[Data entries]
***
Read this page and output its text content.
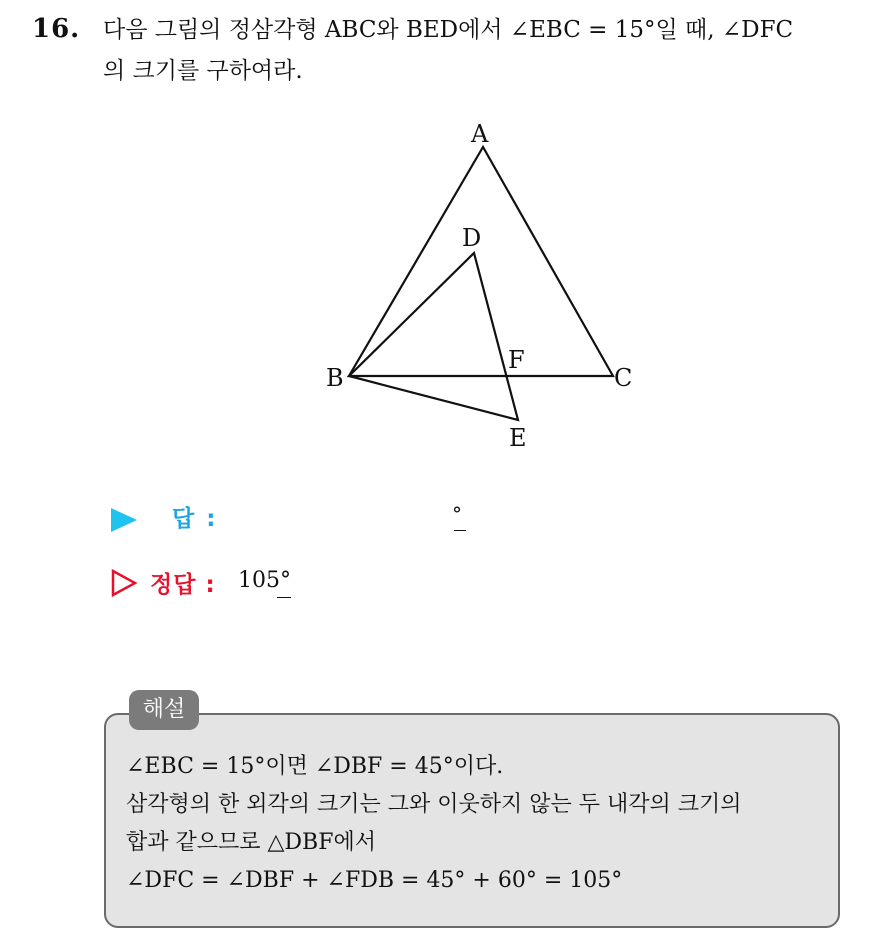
16. 다음 그림의 정삼각형 ABC와 BED에서 ∠EBC = 15°일 때, ∠DFC
의 크기를 구하여라.
A
D
B
F
C
E
답 :	°
정답 : 105°
해설
∠EBC = 15°이면 ∠DBF = 45°이다.
삼각형의 한 외각의 크기는 그와 이웃하지 않는 두 내각의 크기의
합과 같으므로 △DBF에서
∠DFC = ∠DBF + ∠FDB = 45° + 60° = 105°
***
**Stated goal:** Give back all entries exactly. No pictures belong in the copy.

**Result for this exercise:**
Read this page and output its text content.
16. 다음 그림의 정삼각형 ABC와 BED에서 ∠EBC = 15°일 때, ∠DFC
의 크기를 구하여라.
A
D
B
F
C
E
답 :	°
정답 : 105°
해설
∠EBC = 15°이면 ∠DBF = 45°이다.
삼각형의 한 외각의 크기는 그와 이웃하지 않는 두 내각의 크기의
합과 같으므로 △DBF에서
∠DFC = ∠DBF + ∠FDB = 45° + 60° = 105°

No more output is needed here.